» **Aim of the task**
Print every line of the listing exactly, please.

» **Material for this exercise**
--------------------
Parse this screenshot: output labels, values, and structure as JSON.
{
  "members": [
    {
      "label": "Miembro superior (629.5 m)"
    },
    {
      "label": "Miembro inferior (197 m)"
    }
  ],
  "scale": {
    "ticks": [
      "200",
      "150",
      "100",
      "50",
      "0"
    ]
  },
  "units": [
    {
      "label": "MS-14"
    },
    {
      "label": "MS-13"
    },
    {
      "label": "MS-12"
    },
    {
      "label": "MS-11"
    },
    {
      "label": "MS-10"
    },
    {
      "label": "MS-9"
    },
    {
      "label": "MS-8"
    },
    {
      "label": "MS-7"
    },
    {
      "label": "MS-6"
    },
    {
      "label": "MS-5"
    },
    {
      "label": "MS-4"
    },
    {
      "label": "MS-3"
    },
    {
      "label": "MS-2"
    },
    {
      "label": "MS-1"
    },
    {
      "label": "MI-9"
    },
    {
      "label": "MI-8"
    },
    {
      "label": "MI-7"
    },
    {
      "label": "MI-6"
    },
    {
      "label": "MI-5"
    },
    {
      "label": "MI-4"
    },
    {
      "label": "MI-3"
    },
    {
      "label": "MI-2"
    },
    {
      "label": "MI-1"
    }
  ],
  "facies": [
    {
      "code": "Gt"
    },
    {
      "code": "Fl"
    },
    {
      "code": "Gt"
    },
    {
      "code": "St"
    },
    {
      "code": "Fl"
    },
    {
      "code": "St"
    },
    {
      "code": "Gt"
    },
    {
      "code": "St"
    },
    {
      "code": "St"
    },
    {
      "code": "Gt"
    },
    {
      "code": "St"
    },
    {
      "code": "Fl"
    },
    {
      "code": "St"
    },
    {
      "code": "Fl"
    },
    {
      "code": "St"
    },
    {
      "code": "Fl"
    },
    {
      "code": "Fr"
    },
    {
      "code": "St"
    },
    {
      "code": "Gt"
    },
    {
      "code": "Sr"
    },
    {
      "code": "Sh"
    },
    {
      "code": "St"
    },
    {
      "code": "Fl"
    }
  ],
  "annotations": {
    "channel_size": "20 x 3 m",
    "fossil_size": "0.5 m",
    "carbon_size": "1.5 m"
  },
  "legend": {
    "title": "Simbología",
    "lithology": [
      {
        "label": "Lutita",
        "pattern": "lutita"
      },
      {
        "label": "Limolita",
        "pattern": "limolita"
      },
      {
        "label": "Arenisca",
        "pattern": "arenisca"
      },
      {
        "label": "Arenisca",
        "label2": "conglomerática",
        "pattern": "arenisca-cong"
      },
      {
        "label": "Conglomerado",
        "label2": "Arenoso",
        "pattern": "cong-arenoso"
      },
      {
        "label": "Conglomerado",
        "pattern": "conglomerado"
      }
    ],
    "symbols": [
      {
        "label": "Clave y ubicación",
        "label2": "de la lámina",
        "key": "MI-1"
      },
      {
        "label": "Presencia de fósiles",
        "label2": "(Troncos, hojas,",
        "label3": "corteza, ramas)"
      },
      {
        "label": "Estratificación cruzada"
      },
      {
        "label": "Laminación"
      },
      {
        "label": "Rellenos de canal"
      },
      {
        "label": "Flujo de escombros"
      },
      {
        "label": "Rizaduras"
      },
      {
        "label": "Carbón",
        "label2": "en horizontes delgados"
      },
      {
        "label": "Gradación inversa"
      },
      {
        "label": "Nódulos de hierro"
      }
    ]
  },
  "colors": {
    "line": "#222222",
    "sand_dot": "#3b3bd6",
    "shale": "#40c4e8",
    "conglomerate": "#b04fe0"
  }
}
--------------------
» **Response for this exercise**
Parse this screenshot: output labels, values, and structure as JSON.
{
  "members": [
    {
      "label": "Miembro superior (629.5 m)"
    },
    {
      "label": "Miembro inferior (197 m)"
    }
  ],
  "scale": {
    "ticks": [
      "200",
      "150",
      "100",
      "50",
      "0"
    ]
  },
  "units": [
    {
      "label": "MS-14"
    },
    {
      "label": "MS-13"
    },
    {
      "label": "MS-12"
    },
    {
      "label": "MS-11"
    },
    {
      "label": "MS-10"
    },
    {
      "label": "MS-9"
    },
    {
      "label": "MS-8"
    },
    {
      "label": "MS-7"
    },
    {
      "label": "MS-6"
    },
    {
      "label": "MS-5"
    },
    {
      "label": "MS-4"
    },
    {
      "label": "MS-3"
    },
    {
      "label": "MS-2"
    },
    {
      "label": "MS-1"
    },
    {
      "label": "MI-9"
    },
    {
      "label": "MI-8"
    },
    {
      "label": "MI-7"
    },
    {
      "label": "MI-6"
    },
    {
      "label": "MI-5"
    },
    {
      "label": "MI-4"
    },
    {
      "label": "MI-3"
    },
    {
      "label": "MI-2"
    },
    {
      "label": "MI-1"
    }
  ],
  "facies": [
    {
      "code": "Gt"
    },
    {
      "code": "Fl"
    },
    {
      "code": "Gt"
    },
    {
      "code": "St"
    },
    {
      "code": "Fl"
    },
    {
      "code": "St"
    },
    {
      "code": "Gt"
    },
    {
      "code": "St"
    },
    {
      "code": "St"
    },
    {
      "code": "Gt"
    },
    {
      "code": "St"
    },
    {
      "code": "Fl"
    },
    {
      "code": "St"
    },
    {
      "code": "Fl"
    },
    {
      "code": "St"
    },
    {
      "code": "Fl"
    },
    {
      "code": "Fr"
    },
    {
      "code": "St"
    },
    {
      "code": "Gt"
    },
    {
      "code": "Sr"
    },
    {
      "code": "Sh"
    },
    {
      "code": "St"
    },
    {
      "code": "Fl"
    }
  ],
  "annotations": {
    "channel_size": "20 x 3 m",
    "fossil_size": "0.5 m",
    "carbon_size": "1.5 m"
  },
  "legend": {
    "title": "Simbología",
    "lithology": [
      {
        "label": "Lutita",
        "pattern": "lutita"
      },
      {
        "label": "Limolita",
        "pattern": "limolita"
      },
      {
        "label": "Arenisca",
        "pattern": "arenisca"
      },
      {
        "label": "Arenisca",
        "label2": "conglomerática",
        "pattern": "arenisca-cong"
      },
      {
        "label": "Conglomerado",
        "label2": "Arenoso",
        "pattern": "cong-arenoso"
      },
      {
        "label": "Conglomerado",
        "pattern": "conglomerado"
      }
    ],
    "symbols": [
      {
        "label": "Clave y ubicación",
        "label2": "de la lámina",
        "key": "MI-1"
      },
      {
        "label": "Presencia de fósiles",
        "label2": "(Troncos, hojas,",
        "label3": "corteza, ramas)"
      },
      {
        "label": "Estratificación cruzada"
      },
      {
        "label": "Laminación"
      },
      {
        "label": "Rellenos de canal"
      },
      {
        "label": "Flujo de escombros"
      },
      {
        "label": "Rizaduras"
      },
      {
        "label": "Carbón",
        "label2": "en horizontes delgados"
      },
      {
        "label": "Gradación inversa"
      },
      {
        "label": "Nódulos de hierro"
      }
    ]
  },
  "colors": {
    "line": "#222222",
    "sand_dot": "#3b3bd6",
    "shale": "#40c4e8",
    "conglomerate": "#b04fe0"
  }
}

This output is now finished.